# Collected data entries
- - - - - - -

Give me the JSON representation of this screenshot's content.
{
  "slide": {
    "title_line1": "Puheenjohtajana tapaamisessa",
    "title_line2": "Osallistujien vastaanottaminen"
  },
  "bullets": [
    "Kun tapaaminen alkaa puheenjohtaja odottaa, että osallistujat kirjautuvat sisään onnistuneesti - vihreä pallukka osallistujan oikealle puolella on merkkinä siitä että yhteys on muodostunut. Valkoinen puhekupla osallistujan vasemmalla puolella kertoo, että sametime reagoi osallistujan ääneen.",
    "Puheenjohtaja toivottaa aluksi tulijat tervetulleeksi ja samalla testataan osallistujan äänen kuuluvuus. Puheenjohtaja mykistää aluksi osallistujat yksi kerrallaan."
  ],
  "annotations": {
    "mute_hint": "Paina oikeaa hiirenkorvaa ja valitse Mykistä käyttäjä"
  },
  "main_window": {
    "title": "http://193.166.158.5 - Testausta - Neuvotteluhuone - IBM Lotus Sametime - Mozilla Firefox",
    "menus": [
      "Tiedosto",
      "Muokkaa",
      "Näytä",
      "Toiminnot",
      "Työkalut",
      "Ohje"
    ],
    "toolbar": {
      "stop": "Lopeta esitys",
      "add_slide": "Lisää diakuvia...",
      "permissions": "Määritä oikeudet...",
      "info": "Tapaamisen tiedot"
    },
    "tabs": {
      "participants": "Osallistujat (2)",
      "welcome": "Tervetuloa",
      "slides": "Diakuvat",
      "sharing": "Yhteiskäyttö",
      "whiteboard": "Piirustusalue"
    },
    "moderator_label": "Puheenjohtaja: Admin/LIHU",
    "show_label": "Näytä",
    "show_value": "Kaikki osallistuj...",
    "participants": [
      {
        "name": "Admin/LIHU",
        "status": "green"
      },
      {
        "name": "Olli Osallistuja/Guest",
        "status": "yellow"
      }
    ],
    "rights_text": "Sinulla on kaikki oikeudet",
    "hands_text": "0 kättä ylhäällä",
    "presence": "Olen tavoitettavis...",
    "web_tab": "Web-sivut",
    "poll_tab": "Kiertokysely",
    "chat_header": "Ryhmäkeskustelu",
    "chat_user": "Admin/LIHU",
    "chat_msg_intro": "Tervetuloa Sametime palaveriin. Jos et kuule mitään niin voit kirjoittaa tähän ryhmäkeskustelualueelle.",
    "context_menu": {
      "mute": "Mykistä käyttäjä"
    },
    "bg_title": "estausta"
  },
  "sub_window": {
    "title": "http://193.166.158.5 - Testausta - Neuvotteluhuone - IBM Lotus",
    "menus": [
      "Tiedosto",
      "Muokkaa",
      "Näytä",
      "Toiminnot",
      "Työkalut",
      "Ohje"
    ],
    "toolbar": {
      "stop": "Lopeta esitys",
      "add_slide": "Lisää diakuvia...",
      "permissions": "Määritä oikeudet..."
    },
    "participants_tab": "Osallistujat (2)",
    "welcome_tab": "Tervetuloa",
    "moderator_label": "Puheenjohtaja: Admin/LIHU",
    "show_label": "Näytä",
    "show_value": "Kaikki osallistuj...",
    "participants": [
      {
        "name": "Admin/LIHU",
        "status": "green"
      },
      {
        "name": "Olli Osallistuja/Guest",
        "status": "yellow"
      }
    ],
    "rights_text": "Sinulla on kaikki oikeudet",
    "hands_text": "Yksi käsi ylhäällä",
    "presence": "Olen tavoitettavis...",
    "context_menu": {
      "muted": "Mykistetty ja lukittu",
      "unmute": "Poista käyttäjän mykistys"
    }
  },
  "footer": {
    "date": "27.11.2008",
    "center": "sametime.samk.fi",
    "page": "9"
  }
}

- - - - - - -

Go through the listing and print each line exactly as it appears.

Give me the JSON representation of this screenshot's content.
{
  "slide": {
    "title_line1": "Puheenjohtajana tapaamisessa",
    "title_line2": "Osallistujien vastaanottaminen"
  },
  "bullets": [
    "Kun tapaaminen alkaa puheenjohtaja odottaa, että osallistujat kirjautuvat sisään onnistuneesti - vihreä pallukka osallistujan oikealle puolella on merkkinä siitä että yhteys on muodostunut. Valkoinen puhekupla osallistujan vasemmalla puolella kertoo, että sametime reagoi osallistujan ääneen.",
    "Puheenjohtaja toivottaa aluksi tulijat tervetulleeksi ja samalla testataan osallistujan äänen kuuluvuus. Puheenjohtaja mykistää aluksi osallistujat yksi kerrallaan."
  ],
  "annotations": {
    "mute_hint": "Paina oikeaa hiirenkorvaa ja valitse Mykistä käyttäjä"
  },
  "main_window": {
    "title": "http://193.166.158.5 - Testausta - Neuvotteluhuone - IBM Lotus Sametime - Mozilla Firefox",
    "menus": [
      "Tiedosto",
      "Muokkaa",
      "Näytä",
      "Toiminnot",
      "Työkalut",
      "Ohje"
    ],
    "toolbar": {
      "stop": "Lopeta esitys",
      "add_slide": "Lisää diakuvia...",
      "permissions": "Määritä oikeudet...",
      "info": "Tapaamisen tiedot"
    },
    "tabs": {
      "participants": "Osallistujat (2)",
      "welcome": "Tervetuloa",
      "slides": "Diakuvat",
      "sharing": "Yhteiskäyttö",
      "whiteboard": "Piirustusalue"
    },
    "moderator_label": "Puheenjohtaja: Admin/LIHU",
    "show_label": "Näytä",
    "show_value": "Kaikki osallistuj...",
    "participants": [
      {
        "name": "Admin/LIHU",
        "status": "green"
      },
      {
        "name": "Olli Osallistuja/Guest",
        "status": "yellow"
      }
    ],
    "rights_text": "Sinulla on kaikki oikeudet",
    "hands_text": "0 kättä ylhäällä",
    "presence": "Olen tavoitettavis...",
    "web_tab": "Web-sivut",
    "poll_tab": "Kiertokysely",
    "chat_header": "Ryhmäkeskustelu",
    "chat_user": "Admin/LIHU",
    "chat_msg_intro": "Tervetuloa Sametime palaveriin. Jos et kuule mitään niin voit kirjoittaa tähän ryhmäkeskustelualueelle.",
    "context_menu": {
      "mute": "Mykistä käyttäjä"
    },
    "bg_title": "estausta"
  },
  "sub_window": {
    "title": "http://193.166.158.5 - Testausta - Neuvotteluhuone - IBM Lotus",
    "menus": [
      "Tiedosto",
      "Muokkaa",
      "Näytä",
      "Toiminnot",
      "Työkalut",
      "Ohje"
    ],
    "toolbar": {
      "stop": "Lopeta esitys",
      "add_slide": "Lisää diakuvia...",
      "permissions": "Määritä oikeudet..."
    },
    "participants_tab": "Osallistujat (2)",
    "welcome_tab": "Tervetuloa",
    "moderator_label": "Puheenjohtaja: Admin/LIHU",
    "show_label": "Näytä",
    "show_value": "Kaikki osallistuj...",
    "participants": [
      {
        "name": "Admin/LIHU",
        "status": "green"
      },
      {
        "name": "Olli Osallistuja/Guest",
        "status": "yellow"
      }
    ],
    "rights_text": "Sinulla on kaikki oikeudet",
    "hands_text": "Yksi käsi ylhäällä",
    "presence": "Olen tavoitettavis...",
    "context_menu": {
      "muted": "Mykistetty ja lukittu",
      "unmute": "Poista käyttäjän mykistys"
    }
  },
  "footer": {
    "date": "27.11.2008",
    "center": "sametime.samk.fi",
    "page": "9"
  }
}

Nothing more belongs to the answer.